▶ Records supplied:
---
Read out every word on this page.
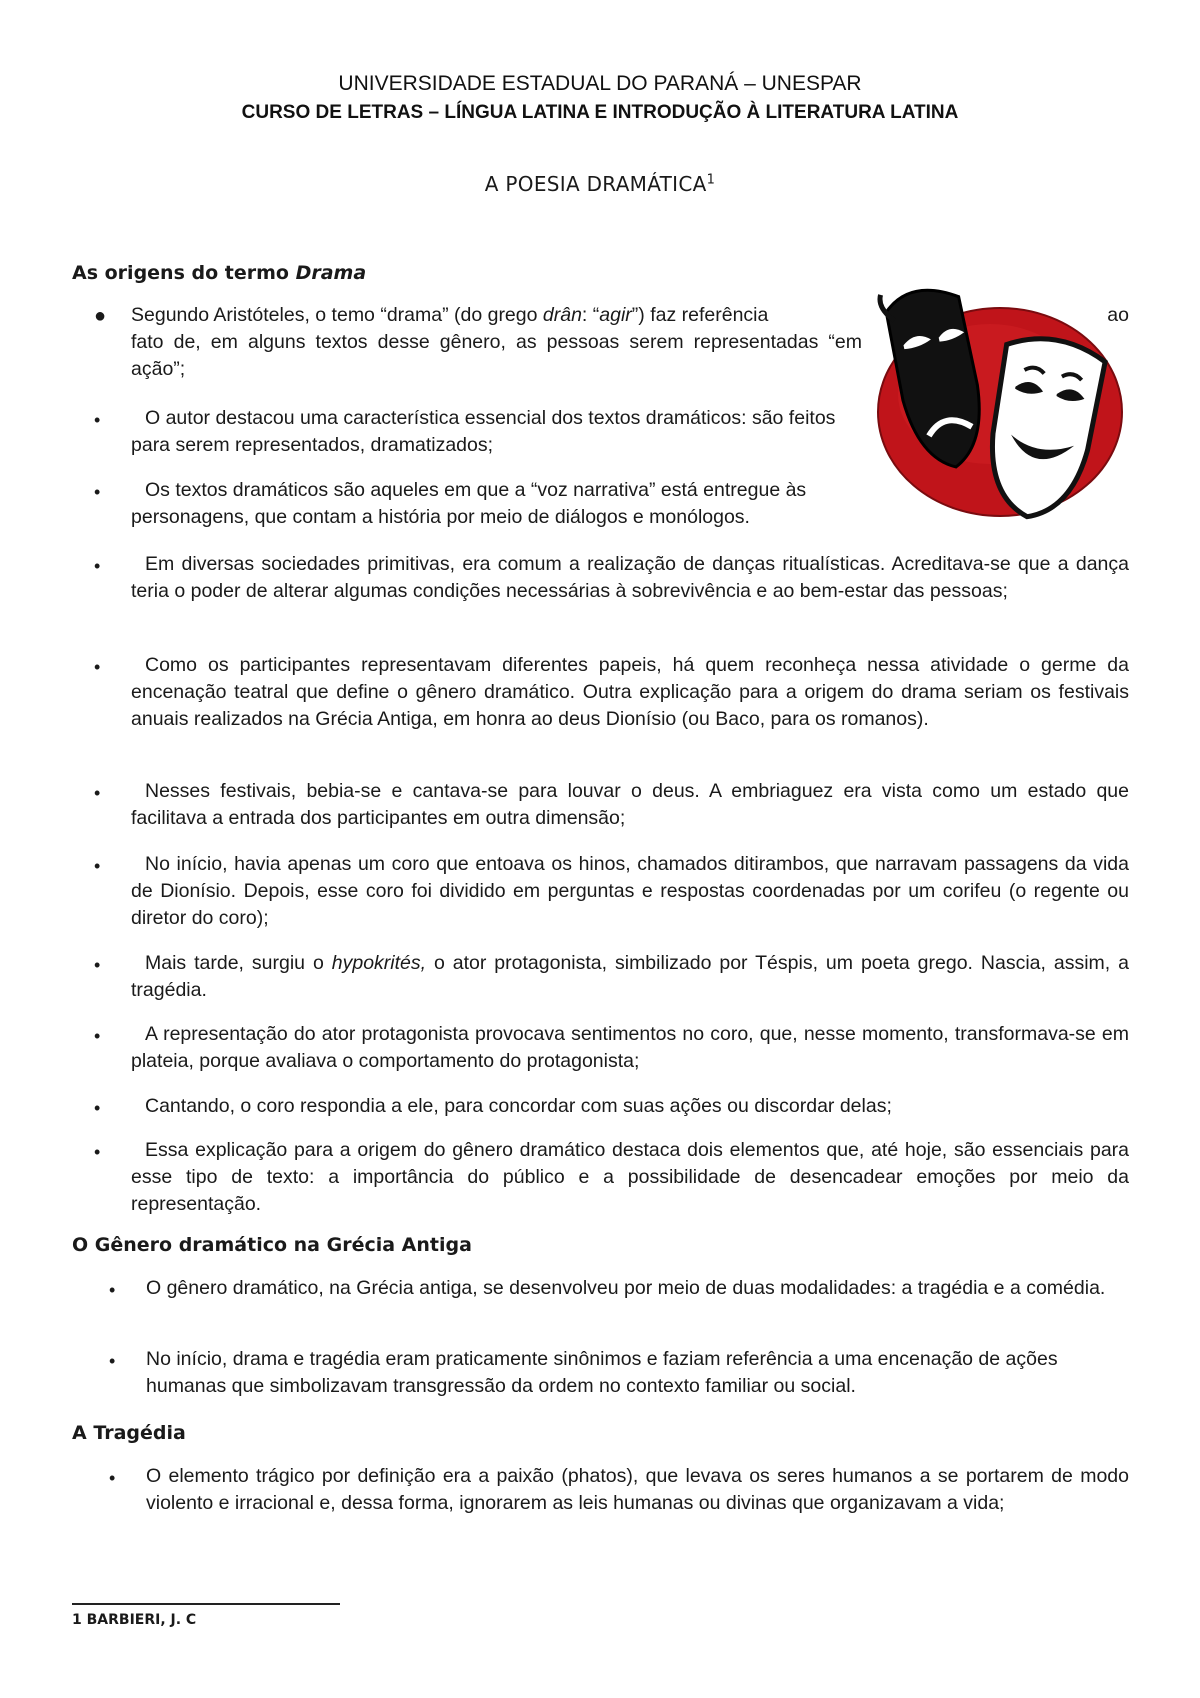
UNIVERSIDADE ESTADUAL DO PARANÁ – UNESPAR
CURSO DE LETRAS – LÍNGUA LATINA E INTRODUÇÃO À LITERATURA LATINA
A POESIA DRAMÁTICA$^1$
As origens do termo Drama
● Segundo Aristóteles, o temo “drama” (do grego drân: “agir”) faz referência	ao
fato de, em alguns textos desse gênero, as pessoas serem representadas “em ação”;
•	O autor destacou uma característica essencial dos textos dramáticos: são feitos para serem representados, dramatizados;
•	Os textos dramáticos são aqueles em que a “voz narrativa” está entregue às personagens, que contam a história por meio de diálogos e monólogos.
•	Em diversas sociedades primitivas, era comum a realização de danças ritualísticas. Acreditava-se que a dança teria o poder de alterar algumas condições necessárias à sobrevivência e ao bem-estar das pessoas;
•	Como os participantes representavam diferentes papeis, há quem reconheça nessa atividade o germe da encenação teatral que define o gênero dramático. Outra explicação para a origem do drama seriam os festivais anuais realizados na Grécia Antiga, em honra ao deus Dionísio (ou Baco, para os romanos).
•	Nesses festivais, bebia-se e cantava-se para louvar o deus. A embriaguez era vista como um estado que facilitava a entrada dos participantes em outra dimensão;
•	No início, havia apenas um coro que entoava os hinos, chamados ditirambos, que narravam passagens da vida de Dionísio. Depois, esse coro foi dividido em perguntas e respostas coordenadas por um corifeu (o regente ou diretor do coro);
•	Mais tarde, surgiu o hypokrités, o ator protagonista, simbilizado por Téspis, um poeta grego. Nascia, assim, a tragédia.
•	A representação do ator protagonista provocava sentimentos no coro, que, nesse momento, transformava-se em plateia, porque avaliava o comportamento do protagonista;
•	Cantando, o coro respondia a ele, para concordar com suas ações ou discordar delas;
•	Essa explicação para a origem do gênero dramático destaca dois elementos que, até hoje, são essenciais para esse tipo de texto: a importância do público e a possibilidade de desencadear emoções por meio da representação.
O Gênero dramático na Grécia Antiga
• O gênero dramático, na Grécia antiga, se desenvolveu por meio de duas modalidades: a tragédia e a comédia.
• No início, drama e tragédia eram praticamente sinônimos e faziam referência a uma encenação de ações humanas que simbolizavam transgressão da ordem no contexto familiar ou social.
A Tragédia
• O elemento trágico por definição era a paixão (phatos), que levava os seres humanos a se portarem de modo violento e irracional e, dessa forma, ignorarem as leis humanas ou divinas que organizavam a vida;
1 BARBIERI, J. C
---
▶ Set exercise: Reproduce every line precisely as given, omitting all pictures.

▶ Task answer:
Read out every word on this page.
UNIVERSIDADE ESTADUAL DO PARANÁ – UNESPAR
CURSO DE LETRAS – LÍNGUA LATINA E INTRODUÇÃO À LITERATURA LATINA
A POESIA DRAMÁTICA$^1$
As origens do termo Drama
● Segundo Aristóteles, o temo “drama” (do grego drân: “agir”) faz referência	ao
fato de, em alguns textos desse gênero, as pessoas serem representadas “em ação”;
•	O autor destacou uma característica essencial dos textos dramáticos: são feitos para serem representados, dramatizados;
•	Os textos dramáticos são aqueles em que a “voz narrativa” está entregue às personagens, que contam a história por meio de diálogos e monólogos.
•	Em diversas sociedades primitivas, era comum a realização de danças ritualísticas. Acreditava-se que a dança teria o poder de alterar algumas condições necessárias à sobrevivência e ao bem-estar das pessoas;
•	Como os participantes representavam diferentes papeis, há quem reconheça nessa atividade o germe da encenação teatral que define o gênero dramático. Outra explicação para a origem do drama seriam os festivais anuais realizados na Grécia Antiga, em honra ao deus Dionísio (ou Baco, para os romanos).
•	Nesses festivais, bebia-se e cantava-se para louvar o deus. A embriaguez era vista como um estado que facilitava a entrada dos participantes em outra dimensão;
•	No início, havia apenas um coro que entoava os hinos, chamados ditirambos, que narravam passagens da vida de Dionísio. Depois, esse coro foi dividido em perguntas e respostas coordenadas por um corifeu (o regente ou diretor do coro);
•	Mais tarde, surgiu o hypokrités, o ator protagonista, simbilizado por Téspis, um poeta grego. Nascia, assim, a tragédia.
•	A representação do ator protagonista provocava sentimentos no coro, que, nesse momento, transformava-se em plateia, porque avaliava o comportamento do protagonista;
•	Cantando, o coro respondia a ele, para concordar com suas ações ou discordar delas;
•	Essa explicação para a origem do gênero dramático destaca dois elementos que, até hoje, são essenciais para esse tipo de texto: a importância do público e a possibilidade de desencadear emoções por meio da representação.
O Gênero dramático na Grécia Antiga
• O gênero dramático, na Grécia antiga, se desenvolveu por meio de duas modalidades: a tragédia e a comédia.
• No início, drama e tragédia eram praticamente sinônimos e faziam referência a uma encenação de ações humanas que simbolizavam transgressão da ordem no contexto familiar ou social.
A Tragédia
• O elemento trágico por definição era a paixão (phatos), que levava os seres humanos a se portarem de modo violento e irracional e, dessa forma, ignorarem as leis humanas ou divinas que organizavam a vida;
1 BARBIERI, J. C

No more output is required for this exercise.